- **Instructions to follow**
From the entries below, copy every line that holds the word "concentration".

- **Information provided**
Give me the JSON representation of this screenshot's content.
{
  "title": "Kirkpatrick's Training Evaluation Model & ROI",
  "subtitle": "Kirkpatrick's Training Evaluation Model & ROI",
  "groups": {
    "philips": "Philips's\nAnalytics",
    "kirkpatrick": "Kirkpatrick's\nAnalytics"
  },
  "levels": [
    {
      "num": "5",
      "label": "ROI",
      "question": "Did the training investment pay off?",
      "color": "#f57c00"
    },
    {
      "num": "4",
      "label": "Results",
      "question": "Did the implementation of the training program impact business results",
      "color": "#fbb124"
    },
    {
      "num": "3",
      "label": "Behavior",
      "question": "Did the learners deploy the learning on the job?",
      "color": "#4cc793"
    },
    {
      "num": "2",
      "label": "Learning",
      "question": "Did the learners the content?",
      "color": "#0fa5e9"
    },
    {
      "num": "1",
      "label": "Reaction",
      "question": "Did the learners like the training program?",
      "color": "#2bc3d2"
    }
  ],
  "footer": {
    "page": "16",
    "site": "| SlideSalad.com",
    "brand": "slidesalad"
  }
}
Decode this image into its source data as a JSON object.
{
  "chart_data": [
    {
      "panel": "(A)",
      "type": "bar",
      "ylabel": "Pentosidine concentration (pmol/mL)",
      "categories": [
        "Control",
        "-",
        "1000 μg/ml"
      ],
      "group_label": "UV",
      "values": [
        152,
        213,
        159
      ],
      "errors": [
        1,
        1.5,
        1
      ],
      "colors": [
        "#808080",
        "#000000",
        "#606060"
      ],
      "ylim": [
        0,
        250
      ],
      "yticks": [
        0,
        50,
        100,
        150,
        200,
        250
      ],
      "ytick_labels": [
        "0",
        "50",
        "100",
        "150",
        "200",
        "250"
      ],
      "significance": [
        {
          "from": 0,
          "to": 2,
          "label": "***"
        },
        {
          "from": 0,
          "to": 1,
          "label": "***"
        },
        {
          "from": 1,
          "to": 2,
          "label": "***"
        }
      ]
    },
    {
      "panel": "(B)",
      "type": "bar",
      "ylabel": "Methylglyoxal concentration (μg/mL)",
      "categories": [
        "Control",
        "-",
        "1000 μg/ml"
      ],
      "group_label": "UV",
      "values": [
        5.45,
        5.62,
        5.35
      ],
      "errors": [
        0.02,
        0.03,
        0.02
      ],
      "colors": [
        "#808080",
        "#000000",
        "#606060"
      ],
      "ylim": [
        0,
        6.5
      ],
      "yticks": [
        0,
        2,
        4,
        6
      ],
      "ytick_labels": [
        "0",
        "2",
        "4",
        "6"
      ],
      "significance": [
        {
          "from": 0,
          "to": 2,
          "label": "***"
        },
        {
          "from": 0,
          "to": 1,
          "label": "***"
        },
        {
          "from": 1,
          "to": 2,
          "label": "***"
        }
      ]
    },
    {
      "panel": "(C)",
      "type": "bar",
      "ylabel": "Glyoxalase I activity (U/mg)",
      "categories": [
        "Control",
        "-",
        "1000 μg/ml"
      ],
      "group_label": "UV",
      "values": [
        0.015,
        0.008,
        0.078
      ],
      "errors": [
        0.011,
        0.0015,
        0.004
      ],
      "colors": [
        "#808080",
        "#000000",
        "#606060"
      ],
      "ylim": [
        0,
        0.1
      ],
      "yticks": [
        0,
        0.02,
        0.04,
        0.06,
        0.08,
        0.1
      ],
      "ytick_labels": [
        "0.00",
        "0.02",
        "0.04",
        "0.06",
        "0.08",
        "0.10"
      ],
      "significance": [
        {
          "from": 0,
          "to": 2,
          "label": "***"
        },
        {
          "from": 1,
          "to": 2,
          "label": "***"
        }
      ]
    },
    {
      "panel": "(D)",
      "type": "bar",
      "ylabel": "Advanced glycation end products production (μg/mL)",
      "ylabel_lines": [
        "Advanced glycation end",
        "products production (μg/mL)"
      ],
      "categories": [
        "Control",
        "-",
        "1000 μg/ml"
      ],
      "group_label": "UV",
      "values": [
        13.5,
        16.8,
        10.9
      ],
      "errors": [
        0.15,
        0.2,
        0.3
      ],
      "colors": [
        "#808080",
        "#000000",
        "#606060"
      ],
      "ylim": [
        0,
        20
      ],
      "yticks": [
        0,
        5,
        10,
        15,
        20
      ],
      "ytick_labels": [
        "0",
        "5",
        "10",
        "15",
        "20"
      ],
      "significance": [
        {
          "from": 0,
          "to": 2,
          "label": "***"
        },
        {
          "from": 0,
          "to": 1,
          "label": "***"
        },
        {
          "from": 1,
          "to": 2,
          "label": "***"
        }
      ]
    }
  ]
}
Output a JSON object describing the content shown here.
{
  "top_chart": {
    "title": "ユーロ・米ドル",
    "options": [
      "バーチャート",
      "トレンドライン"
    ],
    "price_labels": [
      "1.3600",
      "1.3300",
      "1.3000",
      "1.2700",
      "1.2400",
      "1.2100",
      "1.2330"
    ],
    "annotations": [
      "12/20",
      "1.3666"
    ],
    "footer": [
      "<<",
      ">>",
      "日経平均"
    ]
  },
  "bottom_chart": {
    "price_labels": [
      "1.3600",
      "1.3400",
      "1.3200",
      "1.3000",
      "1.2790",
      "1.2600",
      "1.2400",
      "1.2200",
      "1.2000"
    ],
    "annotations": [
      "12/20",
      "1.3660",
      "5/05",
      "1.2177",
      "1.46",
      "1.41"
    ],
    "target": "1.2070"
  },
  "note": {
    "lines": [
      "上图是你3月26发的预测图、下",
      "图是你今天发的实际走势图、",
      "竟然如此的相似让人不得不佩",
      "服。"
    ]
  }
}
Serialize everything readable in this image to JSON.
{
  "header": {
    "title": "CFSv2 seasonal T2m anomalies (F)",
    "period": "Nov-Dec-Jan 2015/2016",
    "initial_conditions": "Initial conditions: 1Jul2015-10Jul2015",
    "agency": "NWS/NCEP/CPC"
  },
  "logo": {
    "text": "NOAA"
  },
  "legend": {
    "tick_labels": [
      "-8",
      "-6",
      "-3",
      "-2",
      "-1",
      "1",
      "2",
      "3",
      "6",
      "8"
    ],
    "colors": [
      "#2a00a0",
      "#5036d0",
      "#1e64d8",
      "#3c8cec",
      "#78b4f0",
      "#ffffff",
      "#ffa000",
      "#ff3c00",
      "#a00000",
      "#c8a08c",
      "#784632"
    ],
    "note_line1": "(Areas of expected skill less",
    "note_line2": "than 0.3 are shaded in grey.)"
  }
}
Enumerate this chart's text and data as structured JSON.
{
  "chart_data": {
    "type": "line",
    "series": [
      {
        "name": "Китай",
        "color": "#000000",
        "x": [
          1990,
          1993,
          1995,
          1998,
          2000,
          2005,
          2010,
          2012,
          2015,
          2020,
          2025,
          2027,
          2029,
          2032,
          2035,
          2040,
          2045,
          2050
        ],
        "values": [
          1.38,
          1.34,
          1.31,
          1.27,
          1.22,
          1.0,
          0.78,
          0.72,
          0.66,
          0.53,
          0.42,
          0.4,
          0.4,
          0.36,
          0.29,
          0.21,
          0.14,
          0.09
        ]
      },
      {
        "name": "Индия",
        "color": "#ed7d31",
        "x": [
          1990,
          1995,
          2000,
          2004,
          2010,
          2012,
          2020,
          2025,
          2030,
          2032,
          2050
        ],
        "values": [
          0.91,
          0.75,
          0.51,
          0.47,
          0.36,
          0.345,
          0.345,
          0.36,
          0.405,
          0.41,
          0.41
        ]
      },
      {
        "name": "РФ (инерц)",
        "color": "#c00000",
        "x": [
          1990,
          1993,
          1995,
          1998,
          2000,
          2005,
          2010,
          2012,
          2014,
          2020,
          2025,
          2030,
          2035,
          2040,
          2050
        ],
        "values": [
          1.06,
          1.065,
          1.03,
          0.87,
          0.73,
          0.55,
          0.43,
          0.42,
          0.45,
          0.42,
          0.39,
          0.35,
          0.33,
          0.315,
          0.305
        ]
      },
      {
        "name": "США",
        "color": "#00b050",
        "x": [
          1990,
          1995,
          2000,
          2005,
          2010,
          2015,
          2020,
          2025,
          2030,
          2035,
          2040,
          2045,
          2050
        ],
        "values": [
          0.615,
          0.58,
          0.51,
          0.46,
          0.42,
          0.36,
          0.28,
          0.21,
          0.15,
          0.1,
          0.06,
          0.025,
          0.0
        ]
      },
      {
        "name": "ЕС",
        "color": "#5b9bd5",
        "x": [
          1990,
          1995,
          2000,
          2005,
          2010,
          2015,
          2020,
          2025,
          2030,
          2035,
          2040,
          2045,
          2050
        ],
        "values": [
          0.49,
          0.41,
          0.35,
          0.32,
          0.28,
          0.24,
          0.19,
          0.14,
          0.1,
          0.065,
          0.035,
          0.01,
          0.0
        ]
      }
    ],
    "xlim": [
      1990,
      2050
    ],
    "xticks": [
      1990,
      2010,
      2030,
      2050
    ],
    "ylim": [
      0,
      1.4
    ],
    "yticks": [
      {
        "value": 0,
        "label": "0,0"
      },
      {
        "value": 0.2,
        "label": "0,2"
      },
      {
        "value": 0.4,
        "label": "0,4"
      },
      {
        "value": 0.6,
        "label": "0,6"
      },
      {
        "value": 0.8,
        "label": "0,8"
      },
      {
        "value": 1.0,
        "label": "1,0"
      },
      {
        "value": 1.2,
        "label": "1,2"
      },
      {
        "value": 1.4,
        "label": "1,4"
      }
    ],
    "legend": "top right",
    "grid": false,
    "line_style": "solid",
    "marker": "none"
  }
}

- **Solved exercise**
      "ylabel": "Pentosidine concentration (pmol/mL)",
      "ylabel": "Methylglyoxal concentration (μg/mL)",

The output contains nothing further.